- _Brief_
Out of the lines below, please list those that hold the string "into".

* * * * *

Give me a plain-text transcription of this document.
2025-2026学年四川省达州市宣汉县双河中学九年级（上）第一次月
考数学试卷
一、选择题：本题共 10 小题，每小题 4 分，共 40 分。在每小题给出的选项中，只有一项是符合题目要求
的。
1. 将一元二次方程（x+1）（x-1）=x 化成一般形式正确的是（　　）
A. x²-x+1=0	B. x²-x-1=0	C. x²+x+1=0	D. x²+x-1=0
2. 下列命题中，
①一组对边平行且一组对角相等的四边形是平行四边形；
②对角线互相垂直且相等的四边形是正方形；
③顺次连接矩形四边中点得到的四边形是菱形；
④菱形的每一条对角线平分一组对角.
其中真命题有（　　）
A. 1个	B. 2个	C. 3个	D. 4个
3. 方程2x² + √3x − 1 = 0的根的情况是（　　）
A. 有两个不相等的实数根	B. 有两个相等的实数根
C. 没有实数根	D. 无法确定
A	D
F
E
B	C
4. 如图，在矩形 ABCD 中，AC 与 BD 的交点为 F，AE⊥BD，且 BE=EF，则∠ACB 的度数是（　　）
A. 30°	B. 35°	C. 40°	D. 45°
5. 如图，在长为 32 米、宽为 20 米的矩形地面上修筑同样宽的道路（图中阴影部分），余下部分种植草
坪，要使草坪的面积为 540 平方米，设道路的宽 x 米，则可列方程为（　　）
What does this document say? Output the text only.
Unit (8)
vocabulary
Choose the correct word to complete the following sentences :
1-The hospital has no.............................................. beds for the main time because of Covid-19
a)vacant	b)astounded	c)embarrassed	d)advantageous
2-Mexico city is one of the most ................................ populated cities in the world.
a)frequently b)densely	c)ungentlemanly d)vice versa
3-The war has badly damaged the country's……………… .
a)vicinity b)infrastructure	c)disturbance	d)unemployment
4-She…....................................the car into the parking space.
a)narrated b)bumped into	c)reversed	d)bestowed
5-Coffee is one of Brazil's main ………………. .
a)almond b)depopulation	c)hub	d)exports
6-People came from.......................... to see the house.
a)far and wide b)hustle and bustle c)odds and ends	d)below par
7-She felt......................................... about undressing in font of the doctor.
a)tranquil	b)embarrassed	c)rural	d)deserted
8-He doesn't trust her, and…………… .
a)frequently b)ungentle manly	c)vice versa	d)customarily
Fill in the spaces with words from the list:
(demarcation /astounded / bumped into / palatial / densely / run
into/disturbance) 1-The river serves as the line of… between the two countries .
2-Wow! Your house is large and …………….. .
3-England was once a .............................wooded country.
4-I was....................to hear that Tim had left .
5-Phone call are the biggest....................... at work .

* * * * *

- _Task output_
4-She…....................................the car into the parking space.
a)narrated b)bumped into	c)reversed	d)bestowed
(demarcation /astounded / bumped into / palatial / densely / run
into/disturbance) 1-The river serves as the line of… between the two countries .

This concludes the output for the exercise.